## Aim:
Copy all lines of the listing that include the string "Registry".

□ □ □ □ □ □ □

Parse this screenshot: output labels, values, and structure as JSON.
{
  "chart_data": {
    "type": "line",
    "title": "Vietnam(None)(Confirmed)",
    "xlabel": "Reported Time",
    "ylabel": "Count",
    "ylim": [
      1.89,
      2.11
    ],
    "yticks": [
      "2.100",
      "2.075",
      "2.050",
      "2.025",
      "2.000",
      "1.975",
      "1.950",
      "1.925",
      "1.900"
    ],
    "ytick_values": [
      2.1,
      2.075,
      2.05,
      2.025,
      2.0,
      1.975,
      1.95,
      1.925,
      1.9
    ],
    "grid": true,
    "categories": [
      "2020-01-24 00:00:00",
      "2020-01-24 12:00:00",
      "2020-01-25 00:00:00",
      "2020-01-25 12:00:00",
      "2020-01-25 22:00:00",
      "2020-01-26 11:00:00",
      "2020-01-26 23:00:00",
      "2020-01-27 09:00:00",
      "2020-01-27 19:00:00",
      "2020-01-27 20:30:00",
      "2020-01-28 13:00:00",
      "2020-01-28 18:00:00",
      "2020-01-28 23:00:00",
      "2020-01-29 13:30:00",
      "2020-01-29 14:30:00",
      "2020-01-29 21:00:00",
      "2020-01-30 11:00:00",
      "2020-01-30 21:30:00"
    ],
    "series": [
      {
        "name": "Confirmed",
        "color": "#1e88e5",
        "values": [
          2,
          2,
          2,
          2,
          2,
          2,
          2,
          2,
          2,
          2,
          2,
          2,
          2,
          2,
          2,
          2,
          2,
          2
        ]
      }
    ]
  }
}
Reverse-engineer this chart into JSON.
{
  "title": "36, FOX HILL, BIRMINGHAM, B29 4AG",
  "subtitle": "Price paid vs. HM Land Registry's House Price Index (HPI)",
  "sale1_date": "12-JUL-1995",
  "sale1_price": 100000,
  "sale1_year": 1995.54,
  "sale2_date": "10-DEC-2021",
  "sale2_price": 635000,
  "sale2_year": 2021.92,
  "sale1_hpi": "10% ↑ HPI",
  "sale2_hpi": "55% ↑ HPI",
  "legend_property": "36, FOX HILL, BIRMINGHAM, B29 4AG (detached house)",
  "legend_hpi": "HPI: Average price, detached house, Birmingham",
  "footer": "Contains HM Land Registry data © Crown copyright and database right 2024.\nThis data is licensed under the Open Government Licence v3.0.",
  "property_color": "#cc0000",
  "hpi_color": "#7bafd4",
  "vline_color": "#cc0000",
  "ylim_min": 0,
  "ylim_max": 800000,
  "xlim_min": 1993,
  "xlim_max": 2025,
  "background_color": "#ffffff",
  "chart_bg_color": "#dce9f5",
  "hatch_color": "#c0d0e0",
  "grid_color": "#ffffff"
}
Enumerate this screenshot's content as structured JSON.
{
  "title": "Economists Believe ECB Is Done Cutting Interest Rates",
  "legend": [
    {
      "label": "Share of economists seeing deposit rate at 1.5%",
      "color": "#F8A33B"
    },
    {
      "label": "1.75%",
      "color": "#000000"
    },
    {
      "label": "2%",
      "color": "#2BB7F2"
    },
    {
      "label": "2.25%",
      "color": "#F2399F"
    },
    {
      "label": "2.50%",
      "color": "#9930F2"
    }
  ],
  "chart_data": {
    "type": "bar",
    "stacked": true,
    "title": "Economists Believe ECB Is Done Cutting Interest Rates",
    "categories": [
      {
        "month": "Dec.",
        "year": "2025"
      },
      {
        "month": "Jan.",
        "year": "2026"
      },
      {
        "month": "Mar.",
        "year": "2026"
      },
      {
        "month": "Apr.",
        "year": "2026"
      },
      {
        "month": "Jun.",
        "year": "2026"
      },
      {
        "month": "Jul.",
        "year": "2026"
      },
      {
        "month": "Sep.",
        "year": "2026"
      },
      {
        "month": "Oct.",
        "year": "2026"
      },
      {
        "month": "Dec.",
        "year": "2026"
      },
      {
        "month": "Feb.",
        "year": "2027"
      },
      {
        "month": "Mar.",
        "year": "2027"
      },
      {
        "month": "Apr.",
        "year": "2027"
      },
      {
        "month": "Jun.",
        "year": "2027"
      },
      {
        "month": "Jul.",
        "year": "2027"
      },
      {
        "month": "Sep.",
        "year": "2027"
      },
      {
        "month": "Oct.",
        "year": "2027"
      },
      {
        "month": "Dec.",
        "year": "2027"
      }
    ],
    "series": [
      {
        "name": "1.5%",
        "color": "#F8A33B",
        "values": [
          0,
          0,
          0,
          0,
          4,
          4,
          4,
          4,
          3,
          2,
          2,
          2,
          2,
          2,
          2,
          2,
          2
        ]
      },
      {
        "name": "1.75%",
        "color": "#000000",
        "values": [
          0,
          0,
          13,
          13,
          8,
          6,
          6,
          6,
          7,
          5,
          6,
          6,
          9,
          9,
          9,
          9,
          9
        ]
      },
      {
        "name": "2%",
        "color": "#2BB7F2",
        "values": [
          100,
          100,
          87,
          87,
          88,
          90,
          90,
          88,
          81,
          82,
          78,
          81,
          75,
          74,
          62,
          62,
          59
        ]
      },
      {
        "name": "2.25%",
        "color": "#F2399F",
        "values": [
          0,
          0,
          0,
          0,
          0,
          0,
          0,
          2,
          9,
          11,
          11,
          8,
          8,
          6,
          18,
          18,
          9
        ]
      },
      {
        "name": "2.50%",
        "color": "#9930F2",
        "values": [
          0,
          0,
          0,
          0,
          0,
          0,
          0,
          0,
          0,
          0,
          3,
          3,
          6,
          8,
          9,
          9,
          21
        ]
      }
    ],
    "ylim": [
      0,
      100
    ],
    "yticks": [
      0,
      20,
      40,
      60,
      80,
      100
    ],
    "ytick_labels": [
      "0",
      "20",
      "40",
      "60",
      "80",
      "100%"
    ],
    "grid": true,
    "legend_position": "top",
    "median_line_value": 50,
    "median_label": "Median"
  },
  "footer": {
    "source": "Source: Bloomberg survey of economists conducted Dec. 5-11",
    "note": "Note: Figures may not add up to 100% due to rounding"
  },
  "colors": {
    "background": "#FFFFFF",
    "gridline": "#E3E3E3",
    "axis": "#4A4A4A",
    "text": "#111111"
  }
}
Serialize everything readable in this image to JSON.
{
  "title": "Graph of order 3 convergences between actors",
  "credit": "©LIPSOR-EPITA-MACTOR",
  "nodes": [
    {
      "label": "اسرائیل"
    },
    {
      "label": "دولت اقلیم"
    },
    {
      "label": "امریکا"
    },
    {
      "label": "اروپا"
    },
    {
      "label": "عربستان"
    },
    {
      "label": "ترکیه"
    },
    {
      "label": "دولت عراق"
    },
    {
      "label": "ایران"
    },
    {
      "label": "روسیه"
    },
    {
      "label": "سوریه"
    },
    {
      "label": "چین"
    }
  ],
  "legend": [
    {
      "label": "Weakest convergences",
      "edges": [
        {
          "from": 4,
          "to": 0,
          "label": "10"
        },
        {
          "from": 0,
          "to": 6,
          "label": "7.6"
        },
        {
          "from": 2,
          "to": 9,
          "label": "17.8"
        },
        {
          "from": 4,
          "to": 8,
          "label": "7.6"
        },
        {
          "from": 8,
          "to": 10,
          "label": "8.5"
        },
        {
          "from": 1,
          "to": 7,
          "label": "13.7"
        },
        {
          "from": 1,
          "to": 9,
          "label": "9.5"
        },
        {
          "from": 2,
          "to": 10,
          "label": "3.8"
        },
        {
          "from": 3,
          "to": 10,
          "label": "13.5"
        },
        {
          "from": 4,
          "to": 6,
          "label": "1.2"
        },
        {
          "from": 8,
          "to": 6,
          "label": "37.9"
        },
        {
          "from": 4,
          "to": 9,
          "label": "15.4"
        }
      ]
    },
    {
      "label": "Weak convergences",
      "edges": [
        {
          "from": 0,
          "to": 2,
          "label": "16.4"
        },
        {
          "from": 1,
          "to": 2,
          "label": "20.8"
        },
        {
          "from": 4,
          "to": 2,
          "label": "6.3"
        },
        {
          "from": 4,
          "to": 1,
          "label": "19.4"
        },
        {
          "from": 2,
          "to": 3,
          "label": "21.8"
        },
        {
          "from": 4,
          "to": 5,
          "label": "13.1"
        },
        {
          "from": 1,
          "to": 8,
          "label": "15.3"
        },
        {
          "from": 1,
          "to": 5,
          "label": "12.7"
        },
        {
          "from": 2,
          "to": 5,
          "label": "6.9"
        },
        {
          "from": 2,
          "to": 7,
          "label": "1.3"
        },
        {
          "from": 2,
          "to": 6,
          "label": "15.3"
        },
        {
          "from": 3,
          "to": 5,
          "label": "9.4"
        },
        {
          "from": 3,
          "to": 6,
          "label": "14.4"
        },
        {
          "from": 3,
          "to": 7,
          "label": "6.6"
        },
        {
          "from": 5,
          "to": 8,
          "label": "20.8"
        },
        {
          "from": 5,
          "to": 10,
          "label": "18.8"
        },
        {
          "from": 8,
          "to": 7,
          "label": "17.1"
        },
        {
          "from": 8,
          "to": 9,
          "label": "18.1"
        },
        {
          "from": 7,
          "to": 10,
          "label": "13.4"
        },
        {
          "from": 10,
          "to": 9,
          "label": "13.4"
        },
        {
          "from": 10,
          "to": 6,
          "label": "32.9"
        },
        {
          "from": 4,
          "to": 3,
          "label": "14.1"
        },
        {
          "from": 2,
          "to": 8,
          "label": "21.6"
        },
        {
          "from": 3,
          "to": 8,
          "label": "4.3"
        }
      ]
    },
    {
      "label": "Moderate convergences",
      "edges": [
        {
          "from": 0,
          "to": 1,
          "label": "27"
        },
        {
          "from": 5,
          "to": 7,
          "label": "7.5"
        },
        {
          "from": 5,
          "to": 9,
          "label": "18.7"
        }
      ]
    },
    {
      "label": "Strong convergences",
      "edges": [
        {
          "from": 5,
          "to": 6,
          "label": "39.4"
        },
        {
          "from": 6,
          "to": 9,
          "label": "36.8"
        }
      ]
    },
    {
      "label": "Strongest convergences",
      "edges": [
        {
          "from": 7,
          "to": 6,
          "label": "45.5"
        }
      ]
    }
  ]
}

□ □ □ □ □ □ □

## Right answer:
  "subtitle": "Price paid vs. HM Land Registry's House Price Index (HPI)",
  "footer": "Contains HM Land Registry data © Crown copyright and database right 2024.\nThis data is licensed under the Open Government Licence v3.0.",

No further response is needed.